**Goals**
1. In the Tenchi Muyo review, how many years has the demon been kept imprisoned in the cave?
2. Reproduce word for word the part of the records that opens with their first line and closes with the line containing "wifi-icon [736,15,793,61]", both lines included.

**Extract to read**
Tenchi Muyo OVA Series

tenchiovaBefore Tenchi Universe, there was the OVA series which in Japan was called Tenchi Muyo! Ryo-Ohki. Developed in 1992, it set the stage for what was to be the Tenchi Muyo Universe that led to a number of retellings, spin offs, and films over the course of ten years. Interestingly enough, the OVA took an eight year break before resuming with the final seven episodes. While I have fond memories of Tenchi Universe, I thought Ryo-Ohki to be a much better series for its quality of animation, storytelling and character interactions.

In the Ryo-Ohki storyline, Tenchi is a high schooler living under the tutelage of his grandfather at the family shrine. Throughout his life, Tenchi has been curious about a mysterious cave that has kept a terrible demon imprisoned for 700 years. After stealing a set of keys from his grandfather during a sparring match, Tenchi wanders into the cave with careless stupidity and releases the demon Ryoko, a spikey, blue haired woman who attacks Tenchi with energy beams and light swords. In the scuffle, Tenchi manages to acquire an ancient light blade that keeps Ryoko at bay during a protracted battle at his high school. With Ryoko seemingly defeated, she switches gears and attempts to ingratiate herself into his life. Ryoko’s renewed existence draws the attention of Ayeka, a princess from the planet Jurai who has been searching for her beloved half brother. Recognizing Ryoko as the demon who attacked her homeworld, Ayeka engages her in a battle that ends with the pair stuck on Earth after their ships crash. Ryoko, Ayeka and her sister Sasami settle in for life on Earth that is marked by the arrival of Mihoshi (a ditzy Galaxy Police officer) and Washu (a brilliant scientist and “mother” to Ryoko) along with those who have villainous intentions towards the group.

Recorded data

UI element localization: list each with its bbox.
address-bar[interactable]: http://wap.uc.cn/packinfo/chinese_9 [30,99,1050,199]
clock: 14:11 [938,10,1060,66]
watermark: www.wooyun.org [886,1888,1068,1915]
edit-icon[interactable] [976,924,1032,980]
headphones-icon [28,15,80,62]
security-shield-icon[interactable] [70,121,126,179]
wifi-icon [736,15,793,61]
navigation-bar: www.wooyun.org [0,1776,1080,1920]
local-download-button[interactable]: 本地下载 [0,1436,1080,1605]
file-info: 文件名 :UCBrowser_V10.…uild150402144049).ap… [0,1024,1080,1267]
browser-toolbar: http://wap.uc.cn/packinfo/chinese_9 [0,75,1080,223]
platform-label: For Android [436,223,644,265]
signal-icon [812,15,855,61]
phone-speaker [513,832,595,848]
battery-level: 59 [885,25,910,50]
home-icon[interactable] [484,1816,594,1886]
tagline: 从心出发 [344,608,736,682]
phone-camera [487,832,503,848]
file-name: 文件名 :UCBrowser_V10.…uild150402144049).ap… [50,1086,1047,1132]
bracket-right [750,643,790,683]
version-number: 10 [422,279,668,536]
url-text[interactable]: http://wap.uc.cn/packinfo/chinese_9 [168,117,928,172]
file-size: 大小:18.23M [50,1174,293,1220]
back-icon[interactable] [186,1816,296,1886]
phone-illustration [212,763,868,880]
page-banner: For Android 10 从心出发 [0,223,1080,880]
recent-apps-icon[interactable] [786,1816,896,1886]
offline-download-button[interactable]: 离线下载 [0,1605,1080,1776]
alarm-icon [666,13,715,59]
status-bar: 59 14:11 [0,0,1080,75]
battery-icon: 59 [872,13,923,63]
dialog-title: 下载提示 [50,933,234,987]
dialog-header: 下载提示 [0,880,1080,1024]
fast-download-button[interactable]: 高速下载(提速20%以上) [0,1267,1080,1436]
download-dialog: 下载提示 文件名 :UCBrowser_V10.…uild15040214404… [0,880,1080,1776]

**Expected outputs**
1. 700 years.

2.
UI element localization: list each with its bbox.
address-bar[interactable]: http://wap.uc.cn/packinfo/chinese_9 [30,99,1050,199]
clock: 14:11 [938,10,1060,66]
watermark: www.wooyun.org [886,1888,1068,1915]
edit-icon[interactable] [976,924,1032,980]
headphones-icon [28,15,80,62]
security-shield-icon[interactable] [70,121,126,179]
wifi-icon [736,15,793,61]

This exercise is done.